- [Direction] Each line below should be quoted exactly, please.

- [Data to use]
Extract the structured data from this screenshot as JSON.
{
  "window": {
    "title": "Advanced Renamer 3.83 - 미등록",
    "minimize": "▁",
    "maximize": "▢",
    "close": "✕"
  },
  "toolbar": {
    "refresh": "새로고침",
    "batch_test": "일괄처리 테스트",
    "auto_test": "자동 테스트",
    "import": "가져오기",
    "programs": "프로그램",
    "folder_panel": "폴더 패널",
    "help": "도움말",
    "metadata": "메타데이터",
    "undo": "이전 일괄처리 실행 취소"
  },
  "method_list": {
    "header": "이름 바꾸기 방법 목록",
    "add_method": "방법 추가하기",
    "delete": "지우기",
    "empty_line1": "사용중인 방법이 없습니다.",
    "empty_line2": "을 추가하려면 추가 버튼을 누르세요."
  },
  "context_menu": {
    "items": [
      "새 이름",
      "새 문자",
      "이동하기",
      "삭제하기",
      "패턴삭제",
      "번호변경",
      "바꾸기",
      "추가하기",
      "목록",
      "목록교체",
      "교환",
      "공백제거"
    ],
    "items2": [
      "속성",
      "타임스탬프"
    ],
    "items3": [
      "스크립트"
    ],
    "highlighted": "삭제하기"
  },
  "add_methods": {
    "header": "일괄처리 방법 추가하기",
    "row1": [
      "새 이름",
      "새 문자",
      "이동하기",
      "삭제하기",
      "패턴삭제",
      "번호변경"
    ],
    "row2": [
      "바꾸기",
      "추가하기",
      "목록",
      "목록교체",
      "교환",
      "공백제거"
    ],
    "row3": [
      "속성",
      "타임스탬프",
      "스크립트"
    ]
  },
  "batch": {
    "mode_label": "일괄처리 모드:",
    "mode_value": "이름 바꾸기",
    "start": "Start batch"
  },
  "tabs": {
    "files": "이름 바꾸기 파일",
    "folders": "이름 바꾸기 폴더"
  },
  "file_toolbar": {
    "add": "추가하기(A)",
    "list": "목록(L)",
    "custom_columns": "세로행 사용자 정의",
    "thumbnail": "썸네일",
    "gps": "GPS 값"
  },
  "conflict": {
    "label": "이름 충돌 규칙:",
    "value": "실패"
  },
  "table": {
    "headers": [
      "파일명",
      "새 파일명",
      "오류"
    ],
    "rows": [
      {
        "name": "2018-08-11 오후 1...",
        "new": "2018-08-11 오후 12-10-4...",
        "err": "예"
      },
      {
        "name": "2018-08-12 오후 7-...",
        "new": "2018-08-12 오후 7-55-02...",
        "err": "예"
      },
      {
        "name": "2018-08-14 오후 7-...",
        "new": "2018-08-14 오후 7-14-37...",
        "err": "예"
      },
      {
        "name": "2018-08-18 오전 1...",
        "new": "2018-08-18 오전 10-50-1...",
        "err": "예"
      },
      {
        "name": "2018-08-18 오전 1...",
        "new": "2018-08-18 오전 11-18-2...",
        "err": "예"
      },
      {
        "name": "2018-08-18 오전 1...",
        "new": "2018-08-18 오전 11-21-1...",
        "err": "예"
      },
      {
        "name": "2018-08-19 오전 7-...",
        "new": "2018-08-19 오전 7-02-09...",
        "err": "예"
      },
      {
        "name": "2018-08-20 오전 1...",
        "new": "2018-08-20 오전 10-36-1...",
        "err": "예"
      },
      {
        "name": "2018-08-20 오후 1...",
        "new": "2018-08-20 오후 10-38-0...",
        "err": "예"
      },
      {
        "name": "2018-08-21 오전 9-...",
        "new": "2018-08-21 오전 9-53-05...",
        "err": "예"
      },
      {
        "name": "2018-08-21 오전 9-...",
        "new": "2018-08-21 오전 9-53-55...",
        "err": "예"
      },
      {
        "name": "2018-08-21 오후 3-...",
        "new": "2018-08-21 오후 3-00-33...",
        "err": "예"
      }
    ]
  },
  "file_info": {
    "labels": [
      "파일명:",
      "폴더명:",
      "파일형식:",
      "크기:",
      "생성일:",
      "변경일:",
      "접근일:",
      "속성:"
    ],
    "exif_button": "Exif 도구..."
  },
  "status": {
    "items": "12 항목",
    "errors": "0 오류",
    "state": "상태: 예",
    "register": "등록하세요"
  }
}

- [Correct answer]
Extract the structured data from this screenshot as JSON.
{
  "window": {
    "title": "Advanced Renamer 3.83 - 미등록",
    "minimize": "▁",
    "maximize": "▢",
    "close": "✕"
  },
  "toolbar": {
    "refresh": "새로고침",
    "batch_test": "일괄처리 테스트",
    "auto_test": "자동 테스트",
    "import": "가져오기",
    "programs": "프로그램",
    "folder_panel": "폴더 패널",
    "help": "도움말",
    "metadata": "메타데이터",
    "undo": "이전 일괄처리 실행 취소"
  },
  "method_list": {
    "header": "이름 바꾸기 방법 목록",
    "add_method": "방법 추가하기",
    "delete": "지우기",
    "empty_line1": "사용중인 방법이 없습니다.",
    "empty_line2": "을 추가하려면 추가 버튼을 누르세요."
  },
  "context_menu": {
    "items": [
      "새 이름",
      "새 문자",
      "이동하기",
      "삭제하기",
      "패턴삭제",
      "번호변경",
      "바꾸기",
      "추가하기",
      "목록",
      "목록교체",
      "교환",
      "공백제거"
    ],
    "items2": [
      "속성",
      "타임스탬프"
    ],
    "items3": [
      "스크립트"
    ],
    "highlighted": "삭제하기"
  },
  "add_methods": {
    "header": "일괄처리 방법 추가하기",
    "row1": [
      "새 이름",
      "새 문자",
      "이동하기",
      "삭제하기",
      "패턴삭제",
      "번호변경"
    ],
    "row2": [
      "바꾸기",
      "추가하기",
      "목록",
      "목록교체",
      "교환",
      "공백제거"
    ],
    "row3": [
      "속성",
      "타임스탬프",
      "스크립트"
    ]
  },
  "batch": {
    "mode_label": "일괄처리 모드:",
    "mode_value": "이름 바꾸기",
    "start": "Start batch"
  },
  "tabs": {
    "files": "이름 바꾸기 파일",
    "folders": "이름 바꾸기 폴더"
  },
  "file_toolbar": {
    "add": "추가하기(A)",
    "list": "목록(L)",
    "custom_columns": "세로행 사용자 정의",
    "thumbnail": "썸네일",
    "gps": "GPS 값"
  },
  "conflict": {
    "label": "이름 충돌 규칙:",
    "value": "실패"
  },
  "table": {
    "headers": [
      "파일명",
      "새 파일명",
      "오류"
    ],
    "rows": [
      {
        "name": "2018-08-11 오후 1...",
        "new": "2018-08-11 오후 12-10-4...",
        "err": "예"
      },
      {
        "name": "2018-08-12 오후 7-...",
        "new": "2018-08-12 오후 7-55-02...",
        "err": "예"
      },
      {
        "name": "2018-08-14 오후 7-...",
        "new": "2018-08-14 오후 7-14-37...",
        "err": "예"
      },
      {
        "name": "2018-08-18 오전 1...",
        "new": "2018-08-18 오전 10-50-1...",
        "err": "예"
      },
      {
        "name": "2018-08-18 오전 1...",
        "new": "2018-08-18 오전 11-18-2...",
        "err": "예"
      },
      {
        "name": "2018-08-18 오전 1...",
        "new": "2018-08-18 오전 11-21-1...",
        "err": "예"
      },
      {
        "name": "2018-08-19 오전 7-...",
        "new": "2018-08-19 오전 7-02-09...",
        "err": "예"
      },
      {
        "name": "2018-08-20 오전 1...",
        "new": "2018-08-20 오전 10-36-1...",
        "err": "예"
      },
      {
        "name": "2018-08-20 오후 1...",
        "new": "2018-08-20 오후 10-38-0...",
        "err": "예"
      },
      {
        "name": "2018-08-21 오전 9-...",
        "new": "2018-08-21 오전 9-53-05...",
        "err": "예"
      },
      {
        "name": "2018-08-21 오전 9-...",
        "new": "2018-08-21 오전 9-53-55...",
        "err": "예"
      },
      {
        "name": "2018-08-21 오후 3-...",
        "new": "2018-08-21 오후 3-00-33...",
        "err": "예"
      }
    ]
  },
  "file_info": {
    "labels": [
      "파일명:",
      "폴더명:",
      "파일형식:",
      "크기:",
      "생성일:",
      "변경일:",
      "접근일:",
      "속성:"
    ],
    "exif_button": "Exif 도구..."
  },
  "status": {
    "items": "12 항목",
    "errors": "0 오류",
    "state": "상태: 예",
    "register": "등록하세요"
  }
}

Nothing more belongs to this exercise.